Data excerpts
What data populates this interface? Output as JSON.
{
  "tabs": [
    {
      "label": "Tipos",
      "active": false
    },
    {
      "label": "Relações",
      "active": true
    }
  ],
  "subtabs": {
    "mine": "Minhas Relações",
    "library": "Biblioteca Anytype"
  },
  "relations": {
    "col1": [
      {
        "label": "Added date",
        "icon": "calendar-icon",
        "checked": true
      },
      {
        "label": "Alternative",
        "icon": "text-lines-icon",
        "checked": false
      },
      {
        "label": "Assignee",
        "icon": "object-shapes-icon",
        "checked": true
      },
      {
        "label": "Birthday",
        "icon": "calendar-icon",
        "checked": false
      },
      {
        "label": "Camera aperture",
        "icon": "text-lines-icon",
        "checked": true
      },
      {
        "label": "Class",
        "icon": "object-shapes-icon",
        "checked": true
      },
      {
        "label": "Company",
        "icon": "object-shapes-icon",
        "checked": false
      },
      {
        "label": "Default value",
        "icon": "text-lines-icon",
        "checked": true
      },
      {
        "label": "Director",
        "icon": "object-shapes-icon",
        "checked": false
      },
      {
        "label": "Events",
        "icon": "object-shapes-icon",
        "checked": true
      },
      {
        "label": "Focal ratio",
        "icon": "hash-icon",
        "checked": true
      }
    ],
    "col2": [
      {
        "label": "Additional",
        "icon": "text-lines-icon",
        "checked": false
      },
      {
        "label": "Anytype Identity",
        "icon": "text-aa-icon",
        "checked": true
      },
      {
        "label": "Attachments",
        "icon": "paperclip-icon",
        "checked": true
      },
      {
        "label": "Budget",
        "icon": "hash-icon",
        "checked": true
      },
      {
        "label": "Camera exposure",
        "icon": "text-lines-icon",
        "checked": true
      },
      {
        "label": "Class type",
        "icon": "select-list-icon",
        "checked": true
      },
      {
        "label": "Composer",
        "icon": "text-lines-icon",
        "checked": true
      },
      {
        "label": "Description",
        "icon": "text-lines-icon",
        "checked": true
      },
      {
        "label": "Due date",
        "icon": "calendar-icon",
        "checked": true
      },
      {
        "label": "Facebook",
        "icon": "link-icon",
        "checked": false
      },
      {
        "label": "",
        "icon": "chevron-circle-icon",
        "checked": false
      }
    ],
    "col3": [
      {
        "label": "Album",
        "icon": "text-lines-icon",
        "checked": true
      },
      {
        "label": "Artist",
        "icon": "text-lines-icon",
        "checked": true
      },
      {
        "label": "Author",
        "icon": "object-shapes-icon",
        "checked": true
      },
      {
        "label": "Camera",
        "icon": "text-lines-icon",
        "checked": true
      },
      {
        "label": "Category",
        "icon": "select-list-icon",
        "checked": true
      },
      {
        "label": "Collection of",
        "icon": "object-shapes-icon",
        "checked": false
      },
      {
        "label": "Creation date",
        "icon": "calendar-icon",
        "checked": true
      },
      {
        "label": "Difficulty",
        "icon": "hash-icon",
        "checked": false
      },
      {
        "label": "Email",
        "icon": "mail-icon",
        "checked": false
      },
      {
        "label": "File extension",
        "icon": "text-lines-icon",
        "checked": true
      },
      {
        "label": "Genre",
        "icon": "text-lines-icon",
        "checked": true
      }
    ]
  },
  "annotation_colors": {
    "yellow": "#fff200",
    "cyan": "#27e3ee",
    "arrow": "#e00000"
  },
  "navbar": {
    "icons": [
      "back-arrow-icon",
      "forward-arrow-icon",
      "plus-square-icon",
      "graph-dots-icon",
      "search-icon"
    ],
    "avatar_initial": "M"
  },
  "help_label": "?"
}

> **REQUIRED TASK**:
Copy all lines from the material that include "Relações".

> **TASK SOLUTION**:
      "label": "Relações",
    "mine": "Minhas Relações",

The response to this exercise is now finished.